EXERCISE DIRECTIONS:
Could you transcribe every record below exactly as written, leaving out any pictures?

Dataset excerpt
---*---

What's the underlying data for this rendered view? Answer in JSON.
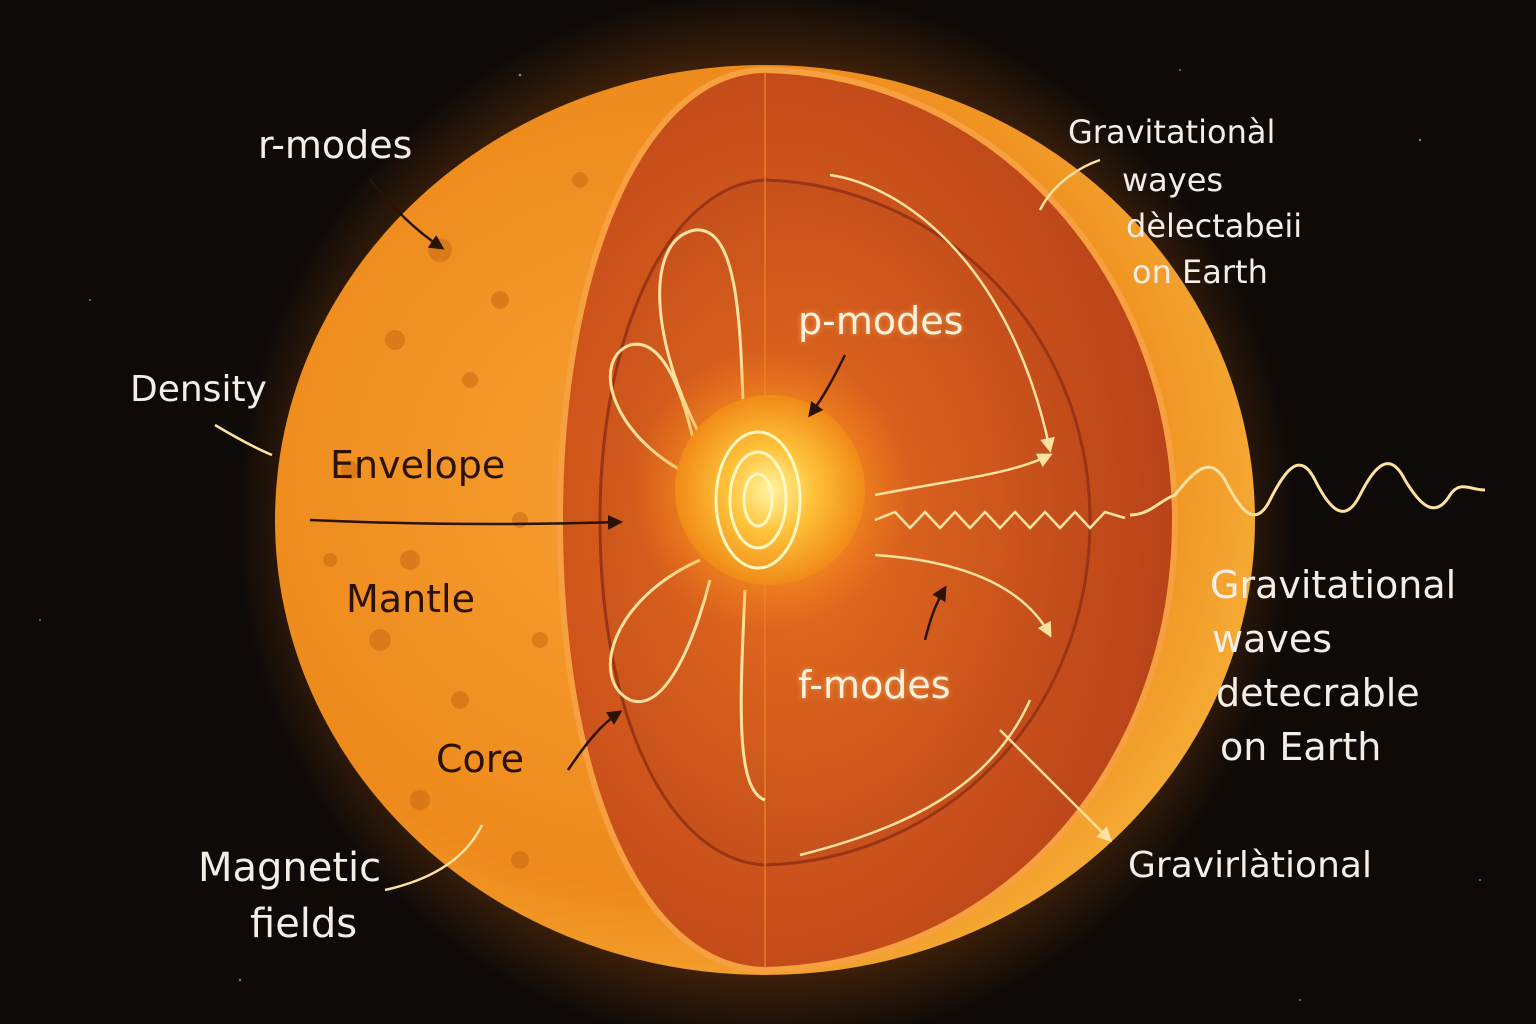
{
  "labels": {
    "r_modes": "r-modes",
    "density": "Density",
    "envelope": "Envelope",
    "mantle": "Mantle",
    "core": "Core",
    "magnetic_fields_line1": "Magnetic",
    "magnetic_fields_line2": "fields",
    "p_modes": "p-modes",
    "f_modes": "f-modes",
    "grav_top_line1": "Gravitationàl",
    "grav_top_line2": "wayes",
    "grav_top_line3": "dèlectabeii",
    "grav_top_line4": "on Earth",
    "grav_right_line1": "Gravitational",
    "grav_right_line2": "waves",
    "grav_right_line3": "detecrable",
    "grav_right_line4": "on Earth",
    "grav_bottom": "Gravirlàtional"
  },
  "colors": {
    "background": "#0e0a08",
    "star_outer": "#f39a1e",
    "cutaway_red": "#b8401a",
    "core_glow": "#ffd35a",
    "wave_line": "#ffe2a0"
  }
}
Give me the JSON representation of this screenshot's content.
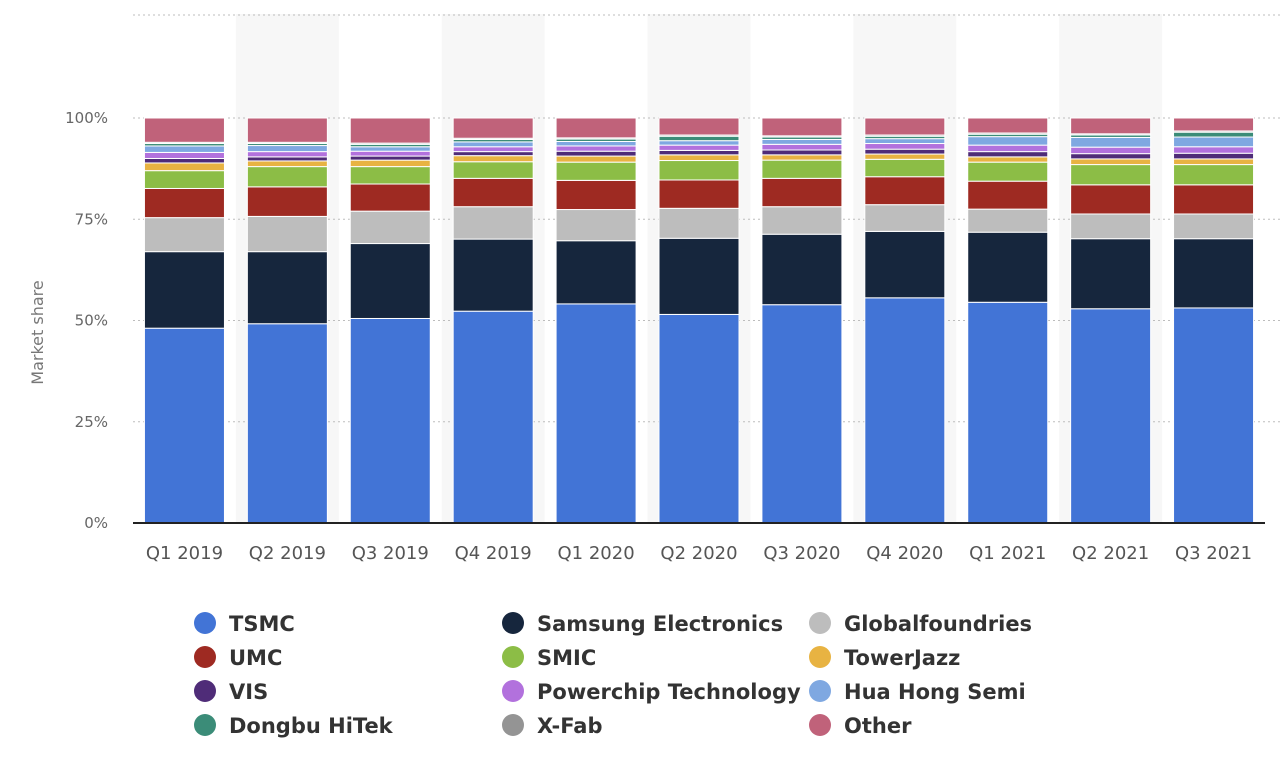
{
  "chart_data": {
    "type": "bar",
    "stacked": true,
    "ylabel": "Market share",
    "ylim": [
      0,
      100
    ],
    "y_ticks": [
      "0%",
      "25%",
      "50%",
      "75%",
      "100%"
    ],
    "grid": true,
    "legend_position": "bottom",
    "categories": [
      "Q1 2019",
      "Q2 2019",
      "Q3 2019",
      "Q4 2019",
      "Q1 2020",
      "Q2 2020",
      "Q3 2020",
      "Q4 2020",
      "Q1 2021",
      "Q2 2021",
      "Q3 2021"
    ],
    "series": [
      {
        "name": "TSMC",
        "color": "#4274d6",
        "values": [
          48.1,
          49.2,
          50.5,
          52.3,
          54.1,
          51.5,
          53.9,
          55.6,
          54.5,
          52.9,
          53.1
        ]
      },
      {
        "name": "Samsung Electronics",
        "color": "#16263d",
        "values": [
          18.9,
          17.8,
          18.5,
          17.8,
          15.6,
          18.8,
          17.4,
          16.4,
          17.3,
          17.3,
          17.1
        ]
      },
      {
        "name": "Globalfoundries",
        "color": "#bdbdbd",
        "values": [
          8.4,
          8.7,
          8.0,
          8.0,
          7.7,
          7.4,
          6.8,
          6.6,
          5.7,
          6.1,
          6.1
        ]
      },
      {
        "name": "UMC",
        "color": "#9e2a22",
        "values": [
          7.2,
          7.3,
          6.7,
          7.0,
          7.2,
          7.0,
          7.0,
          6.9,
          6.9,
          7.2,
          7.2
        ]
      },
      {
        "name": "SMIC",
        "color": "#8cbd46",
        "values": [
          4.4,
          5.0,
          4.3,
          4.1,
          4.5,
          4.8,
          4.5,
          4.3,
          4.7,
          5.0,
          5.0
        ]
      },
      {
        "name": "TowerJazz",
        "color": "#e8b342",
        "values": [
          1.9,
          1.4,
          1.6,
          1.5,
          1.5,
          1.4,
          1.3,
          1.3,
          1.3,
          1.4,
          1.4
        ]
      },
      {
        "name": "VIS",
        "color": "#4f2c78",
        "values": [
          1.1,
          1.0,
          1.0,
          1.0,
          1.2,
          1.1,
          1.2,
          1.2,
          1.3,
          1.3,
          1.4
        ]
      },
      {
        "name": "Powerchip Technology",
        "color": "#b271dd",
        "values": [
          1.5,
          1.3,
          1.2,
          1.2,
          1.3,
          1.3,
          1.4,
          1.4,
          1.6,
          1.6,
          1.6
        ]
      },
      {
        "name": "Hua Hong Semi",
        "color": "#7fa8e1",
        "values": [
          1.6,
          1.5,
          1.1,
          1.2,
          1.1,
          1.1,
          1.2,
          1.2,
          2.1,
          2.4,
          2.4
        ]
      },
      {
        "name": "Dongbu HiTek",
        "color": "#3b8c78",
        "values": [
          0.6,
          0.5,
          0.6,
          0.6,
          0.6,
          1.1,
          0.6,
          0.6,
          0.6,
          0.6,
          1.2
        ]
      },
      {
        "name": "X-Fab",
        "color": "#949494",
        "values": [
          0.3,
          0.3,
          0.3,
          0.3,
          0.3,
          0.3,
          0.3,
          0.3,
          0.3,
          0.3,
          0.3
        ]
      },
      {
        "name": "Other",
        "color": "#c0627a",
        "values": [
          6.0,
          6.0,
          6.2,
          5.0,
          4.9,
          4.2,
          4.4,
          4.2,
          3.7,
          3.9,
          3.2
        ]
      }
    ]
  }
}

---*---

SOLUTION FOR THIS PROBLEM:
What's the underlying data for this rendered view? Answer in JSON.
{
  "labels": {
    "r_modes": "r-modes",
    "density": "Density",
    "envelope": "Envelope",
    "mantle": "Mantle",
    "core": "Core",
    "magnetic_fields_line1": "Magnetic",
    "magnetic_fields_line2": "fields",
    "p_modes": "p-modes",
    "f_modes": "f-modes",
    "grav_top_line1": "Gravitationàl",
    "grav_top_line2": "wayes",
    "grav_top_line3": "dèlectabeii",
    "grav_top_line4": "on Earth",
    "grav_right_line1": "Gravitational",
    "grav_right_line2": "waves",
    "grav_right_line3": "detecrable",
    "grav_right_line4": "on Earth",
    "grav_bottom": "Gravirlàtional"
  },
  "colors": {
    "background": "#0e0a08",
    "star_outer": "#f39a1e",
    "cutaway_red": "#b8401a",
    "core_glow": "#ffd35a",
    "wave_line": "#ffe2a0"
  }
}
Give me the JSON representation of this screenshot's content.
{
  "chart_data": {
    "type": "bar",
    "stacked": true,
    "ylabel": "Market share",
    "ylim": [
      0,
      100
    ],
    "y_ticks": [
      "0%",
      "25%",
      "50%",
      "75%",
      "100%"
    ],
    "grid": true,
    "legend_position": "bottom",
    "categories": [
      "Q1 2019",
      "Q2 2019",
      "Q3 2019",
      "Q4 2019",
      "Q1 2020",
      "Q2 2020",
      "Q3 2020",
      "Q4 2020",
      "Q1 2021",
      "Q2 2021",
      "Q3 2021"
    ],
    "series": [
      {
        "name": "TSMC",
        "color": "#4274d6",
        "values": [
          48.1,
          49.2,
          50.5,
          52.3,
          54.1,
          51.5,
          53.9,
          55.6,
          54.5,
          52.9,
          53.1
        ]
      },
      {
        "name": "Samsung Electronics",
        "color": "#16263d",
        "values": [
          18.9,
          17.8,
          18.5,
          17.8,
          15.6,
          18.8,
          17.4,
          16.4,
          17.3,
          17.3,
          17.1
        ]
      },
      {
        "name": "Globalfoundries",
        "color": "#bdbdbd",
        "values": [
          8.4,
          8.7,
          8.0,
          8.0,
          7.7,
          7.4,
          6.8,
          6.6,
          5.7,
          6.1,
          6.1
        ]
      },
      {
        "name": "UMC",
        "color": "#9e2a22",
        "values": [
          7.2,
          7.3,
          6.7,
          7.0,
          7.2,
          7.0,
          7.0,
          6.9,
          6.9,
          7.2,
          7.2
        ]
      },
      {
        "name": "SMIC",
        "color": "#8cbd46",
        "values": [
          4.4,
          5.0,
          4.3,
          4.1,
          4.5,
          4.8,
          4.5,
          4.3,
          4.7,
          5.0,
          5.0
        ]
      },
      {
        "name": "TowerJazz",
        "color": "#e8b342",
        "values": [
          1.9,
          1.4,
          1.6,
          1.5,
          1.5,
          1.4,
          1.3,
          1.3,
          1.3,
          1.4,
          1.4
        ]
      },
      {
        "name": "VIS",
        "color": "#4f2c78",
        "values": [
          1.1,
          1.0,
          1.0,
          1.0,
          1.2,
          1.1,
          1.2,
          1.2,
          1.3,
          1.3,
          1.4
        ]
      },
      {
        "name": "Powerchip Technology",
        "color": "#b271dd",
        "values": [
          1.5,
          1.3,
          1.2,
          1.2,
          1.3,
          1.3,
          1.4,
          1.4,
          1.6,
          1.6,
          1.6
        ]
      },
      {
        "name": "Hua Hong Semi",
        "color": "#7fa8e1",
        "values": [
          1.6,
          1.5,
          1.1,
          1.2,
          1.1,
          1.1,
          1.2,
          1.2,
          2.1,
          2.4,
          2.4
        ]
      },
      {
        "name": "Dongbu HiTek",
        "color": "#3b8c78",
        "values": [
          0.6,
          0.5,
          0.6,
          0.6,
          0.6,
          1.1,
          0.6,
          0.6,
          0.6,
          0.6,
          1.2
        ]
      },
      {
        "name": "X-Fab",
        "color": "#949494",
        "values": [
          0.3,
          0.3,
          0.3,
          0.3,
          0.3,
          0.3,
          0.3,
          0.3,
          0.3,
          0.3,
          0.3
        ]
      },
      {
        "name": "Other",
        "color": "#c0627a",
        "values": [
          6.0,
          6.0,
          6.2,
          5.0,
          4.9,
          4.2,
          4.4,
          4.2,
          3.7,
          3.9,
          3.2
        ]
      }
    ]
  }
}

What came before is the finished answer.